■ What you should do:
Reproduce this listing in full.
═══ Given data ═══
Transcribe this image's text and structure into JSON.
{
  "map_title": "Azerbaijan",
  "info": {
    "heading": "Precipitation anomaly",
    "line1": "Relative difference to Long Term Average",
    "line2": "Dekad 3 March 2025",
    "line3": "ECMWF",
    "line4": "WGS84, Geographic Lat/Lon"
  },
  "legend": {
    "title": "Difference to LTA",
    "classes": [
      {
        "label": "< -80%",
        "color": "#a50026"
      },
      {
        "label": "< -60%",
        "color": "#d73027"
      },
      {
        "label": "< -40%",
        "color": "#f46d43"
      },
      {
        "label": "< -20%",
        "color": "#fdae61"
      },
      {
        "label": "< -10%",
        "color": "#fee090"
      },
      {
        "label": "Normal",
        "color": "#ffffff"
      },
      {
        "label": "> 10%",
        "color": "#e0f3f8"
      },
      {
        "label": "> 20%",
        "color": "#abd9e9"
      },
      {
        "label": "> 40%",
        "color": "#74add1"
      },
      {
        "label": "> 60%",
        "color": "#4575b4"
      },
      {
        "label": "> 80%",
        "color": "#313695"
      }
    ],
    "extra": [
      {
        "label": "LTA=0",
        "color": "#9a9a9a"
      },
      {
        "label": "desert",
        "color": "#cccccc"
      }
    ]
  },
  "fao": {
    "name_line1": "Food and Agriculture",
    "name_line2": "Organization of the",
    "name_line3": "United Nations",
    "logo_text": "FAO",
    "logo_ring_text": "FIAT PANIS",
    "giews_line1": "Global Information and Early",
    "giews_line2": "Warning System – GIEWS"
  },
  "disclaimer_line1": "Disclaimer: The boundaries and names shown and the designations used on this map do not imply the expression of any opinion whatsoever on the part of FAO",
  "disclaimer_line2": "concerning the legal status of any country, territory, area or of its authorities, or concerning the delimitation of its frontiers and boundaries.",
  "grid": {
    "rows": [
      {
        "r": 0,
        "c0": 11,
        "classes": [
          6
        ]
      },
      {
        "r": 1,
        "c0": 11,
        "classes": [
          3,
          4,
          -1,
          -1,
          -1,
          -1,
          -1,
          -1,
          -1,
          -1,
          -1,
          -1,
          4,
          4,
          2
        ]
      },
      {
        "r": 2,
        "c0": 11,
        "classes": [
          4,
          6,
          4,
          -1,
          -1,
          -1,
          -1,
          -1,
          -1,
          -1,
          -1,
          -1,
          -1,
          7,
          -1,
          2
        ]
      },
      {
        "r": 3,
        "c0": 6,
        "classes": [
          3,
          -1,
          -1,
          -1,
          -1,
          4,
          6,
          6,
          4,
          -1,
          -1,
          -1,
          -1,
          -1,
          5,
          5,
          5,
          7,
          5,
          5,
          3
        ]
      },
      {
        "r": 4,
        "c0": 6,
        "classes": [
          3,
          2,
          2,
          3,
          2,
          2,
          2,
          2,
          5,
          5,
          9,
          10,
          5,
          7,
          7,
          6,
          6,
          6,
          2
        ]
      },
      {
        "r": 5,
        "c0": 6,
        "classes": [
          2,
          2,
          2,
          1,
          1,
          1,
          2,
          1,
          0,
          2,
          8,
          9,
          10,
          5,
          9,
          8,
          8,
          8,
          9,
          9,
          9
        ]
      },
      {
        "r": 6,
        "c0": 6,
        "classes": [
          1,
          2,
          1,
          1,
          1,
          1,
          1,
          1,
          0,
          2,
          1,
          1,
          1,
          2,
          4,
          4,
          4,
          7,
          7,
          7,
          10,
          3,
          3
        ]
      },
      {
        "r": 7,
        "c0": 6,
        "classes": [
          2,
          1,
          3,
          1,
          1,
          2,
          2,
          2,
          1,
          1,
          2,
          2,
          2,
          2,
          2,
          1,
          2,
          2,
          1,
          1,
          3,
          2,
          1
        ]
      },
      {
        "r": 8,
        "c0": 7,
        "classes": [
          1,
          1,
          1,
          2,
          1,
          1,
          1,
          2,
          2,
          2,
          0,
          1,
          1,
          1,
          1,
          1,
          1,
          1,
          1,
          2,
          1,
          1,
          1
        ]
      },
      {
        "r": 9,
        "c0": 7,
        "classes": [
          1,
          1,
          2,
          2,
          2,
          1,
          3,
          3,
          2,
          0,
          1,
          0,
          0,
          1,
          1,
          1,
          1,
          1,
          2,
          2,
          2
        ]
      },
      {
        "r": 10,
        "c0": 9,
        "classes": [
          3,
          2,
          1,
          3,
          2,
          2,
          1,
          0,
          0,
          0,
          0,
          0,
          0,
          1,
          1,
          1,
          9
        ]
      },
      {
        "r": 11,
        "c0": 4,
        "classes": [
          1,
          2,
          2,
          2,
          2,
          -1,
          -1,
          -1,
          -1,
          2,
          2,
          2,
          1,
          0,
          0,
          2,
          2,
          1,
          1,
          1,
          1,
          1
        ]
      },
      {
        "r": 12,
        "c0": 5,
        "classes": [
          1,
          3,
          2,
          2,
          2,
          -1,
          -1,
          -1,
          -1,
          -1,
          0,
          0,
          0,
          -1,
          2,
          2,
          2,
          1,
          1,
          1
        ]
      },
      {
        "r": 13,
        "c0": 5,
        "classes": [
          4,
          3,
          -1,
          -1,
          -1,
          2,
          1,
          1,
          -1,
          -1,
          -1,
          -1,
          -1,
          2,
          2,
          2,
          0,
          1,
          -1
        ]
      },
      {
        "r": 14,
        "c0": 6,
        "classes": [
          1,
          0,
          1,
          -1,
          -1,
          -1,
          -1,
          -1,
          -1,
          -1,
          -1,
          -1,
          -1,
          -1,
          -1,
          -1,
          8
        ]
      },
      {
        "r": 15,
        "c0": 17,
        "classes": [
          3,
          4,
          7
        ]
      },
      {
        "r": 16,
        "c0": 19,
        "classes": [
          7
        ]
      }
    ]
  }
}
═══
■ Correct answer:
Transcribe this image's text and structure into JSON.
{
  "map_title": "Azerbaijan",
  "info": {
    "heading": "Precipitation anomaly",
    "line1": "Relative difference to Long Term Average",
    "line2": "Dekad 3 March 2025",
    "line3": "ECMWF",
    "line4": "WGS84, Geographic Lat/Lon"
  },
  "legend": {
    "title": "Difference to LTA",
    "classes": [
      {
        "label": "< -80%",
        "color": "#a50026"
      },
      {
        "label": "< -60%",
        "color": "#d73027"
      },
      {
        "label": "< -40%",
        "color": "#f46d43"
      },
      {
        "label": "< -20%",
        "color": "#fdae61"
      },
      {
        "label": "< -10%",
        "color": "#fee090"
      },
      {
        "label": "Normal",
        "color": "#ffffff"
      },
      {
        "label": "> 10%",
        "color": "#e0f3f8"
      },
      {
        "label": "> 20%",
        "color": "#abd9e9"
      },
      {
        "label": "> 40%",
        "color": "#74add1"
      },
      {
        "label": "> 60%",
        "color": "#4575b4"
      },
      {
        "label": "> 80%",
        "color": "#313695"
      }
    ],
    "extra": [
      {
        "label": "LTA=0",
        "color": "#9a9a9a"
      },
      {
        "label": "desert",
        "color": "#cccccc"
      }
    ]
  },
  "fao": {
    "name_line1": "Food and Agriculture",
    "name_line2": "Organization of the",
    "name_line3": "United Nations",
    "logo_text": "FAO",
    "logo_ring_text": "FIAT PANIS",
    "giews_line1": "Global Information and Early",
    "giews_line2": "Warning System – GIEWS"
  },
  "disclaimer_line1": "Disclaimer: The boundaries and names shown and the designations used on this map do not imply the expression of any opinion whatsoever on the part of FAO",
  "disclaimer_line2": "concerning the legal status of any country, territory, area or of its authorities, or concerning the delimitation of its frontiers and boundaries.",
  "grid": {
    "rows": [
      {
        "r": 0,
        "c0": 11,
        "classes": [
          6
        ]
      },
      {
        "r": 1,
        "c0": 11,
        "classes": [
          3,
          4,
          -1,
          -1,
          -1,
          -1,
          -1,
          -1,
          -1,
          -1,
          -1,
          -1,
          4,
          4,
          2
        ]
      },
      {
        "r": 2,
        "c0": 11,
        "classes": [
          4,
          6,
          4,
          -1,
          -1,
          -1,
          -1,
          -1,
          -1,
          -1,
          -1,
          -1,
          -1,
          7,
          -1,
          2
        ]
      },
      {
        "r": 3,
        "c0": 6,
        "classes": [
          3,
          -1,
          -1,
          -1,
          -1,
          4,
          6,
          6,
          4,
          -1,
          -1,
          -1,
          -1,
          -1,
          5,
          5,
          5,
          7,
          5,
          5,
          3
        ]
      },
      {
        "r": 4,
        "c0": 6,
        "classes": [
          3,
          2,
          2,
          3,
          2,
          2,
          2,
          2,
          5,
          5,
          9,
          10,
          5,
          7,
          7,
          6,
          6,
          6,
          2
        ]
      },
      {
        "r": 5,
        "c0": 6,
        "classes": [
          2,
          2,
          2,
          1,
          1,
          1,
          2,
          1,
          0,
          2,
          8,
          9,
          10,
          5,
          9,
          8,
          8,
          8,
          9,
          9,
          9
        ]
      },
      {
        "r": 6,
        "c0": 6,
        "classes": [
          1,
          2,
          1,
          1,
          1,
          1,
          1,
          1,
          0,
          2,
          1,
          1,
          1,
          2,
          4,
          4,
          4,
          7,
          7,
          7,
          10,
          3,
          3
        ]
      },
      {
        "r": 7,
        "c0": 6,
        "classes": [
          2,
          1,
          3,
          1,
          1,
          2,
          2,
          2,
          1,
          1,
          2,
          2,
          2,
          2,
          2,
          1,
          2,
          2,
          1,
          1,
          3,
          2,
          1
        ]
      },
      {
        "r": 8,
        "c0": 7,
        "classes": [
          1,
          1,
          1,
          2,
          1,
          1,
          1,
          2,
          2,
          2,
          0,
          1,
          1,
          1,
          1,
          1,
          1,
          1,
          1,
          2,
          1,
          1,
          1
        ]
      },
      {
        "r": 9,
        "c0": 7,
        "classes": [
          1,
          1,
          2,
          2,
          2,
          1,
          3,
          3,
          2,
          0,
          1,
          0,
          0,
          1,
          1,
          1,
          1,
          1,
          2,
          2,
          2
        ]
      },
      {
        "r": 10,
        "c0": 9,
        "classes": [
          3,
          2,
          1,
          3,
          2,
          2,
          1,
          0,
          0,
          0,
          0,
          0,
          0,
          1,
          1,
          1,
          9
        ]
      },
      {
        "r": 11,
        "c0": 4,
        "classes": [
          1,
          2,
          2,
          2,
          2,
          -1,
          -1,
          -1,
          -1,
          2,
          2,
          2,
          1,
          0,
          0,
          2,
          2,
          1,
          1,
          1,
          1,
          1
        ]
      },
      {
        "r": 12,
        "c0": 5,
        "classes": [
          1,
          3,
          2,
          2,
          2,
          -1,
          -1,
          -1,
          -1,
          -1,
          0,
          0,
          0,
          -1,
          2,
          2,
          2,
          1,
          1,
          1
        ]
      },
      {
        "r": 13,
        "c0": 5,
        "classes": [
          4,
          3,
          -1,
          -1,
          -1,
          2,
          1,
          1,
          -1,
          -1,
          -1,
          -1,
          -1,
          2,
          2,
          2,
          0,
          1,
          -1
        ]
      },
      {
        "r": 14,
        "c0": 6,
        "classes": [
          1,
          0,
          1,
          -1,
          -1,
          -1,
          -1,
          -1,
          -1,
          -1,
          -1,
          -1,
          -1,
          -1,
          -1,
          -1,
          8
        ]
      },
      {
        "r": 15,
        "c0": 17,
        "classes": [
          3,
          4,
          7
        ]
      },
      {
        "r": 16,
        "c0": 19,
        "classes": [
          7
        ]
      }
    ]
  }
}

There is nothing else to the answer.